• [TEXT PROVIDED]:
+++++

发信站: 荔园晨风BBS站 (Tue Jun 1 11:23:40 2004), 站内信件
bakey (深海的鱼爱上会潜水的猫) 于Sun May 30 21:46:57 2004提到:
Tomorrow is Kate's birthday, Kate is a lovely girl aged 20. This
Contest is held for her birthday and I want everyone will be happy
today. My name is sea .I'm not so good at English and Programming. But
when I know that it is possible to have a personal contest on JOJ. I
want to have a try. Just for her.
Kate : Wish you beauty and healthy forever
happy birthday!
Do you know the game "Towers of Hanoi"? It is a very famous game. But
people stopped moving discs from peg to peg after they know the number
of steps needed to complete the entire task ! Kate loves the game.
She want to know how many times she has to move the disks at least to
complete the game?
As we all know , for n disks the game takes 2^n-1 moves at least. But
kate want to know the exact numble. Sea want to tell her ,but he is poor
at math. So he want to write a program to help her.

+++++

• [BRIEF]:
What minimum number of moves does the forum post give for completing the game with n disks?

• [MATERIAL PROVIDED]:
+++++

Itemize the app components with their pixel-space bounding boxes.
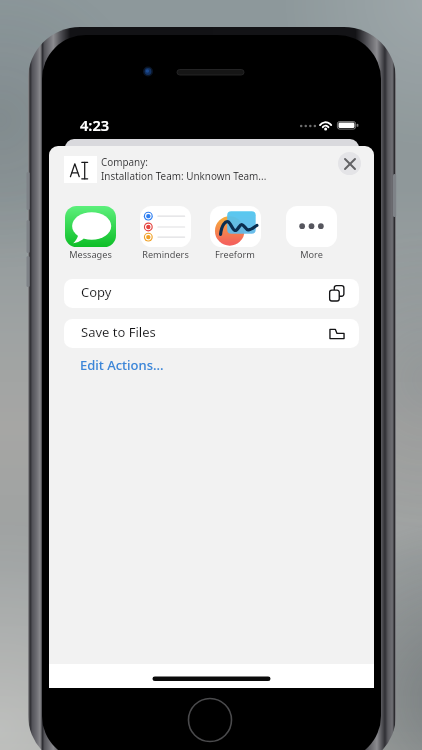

+++++

• [OUTPUT FOR THIS EXERCISE]:
2^n-1 moves.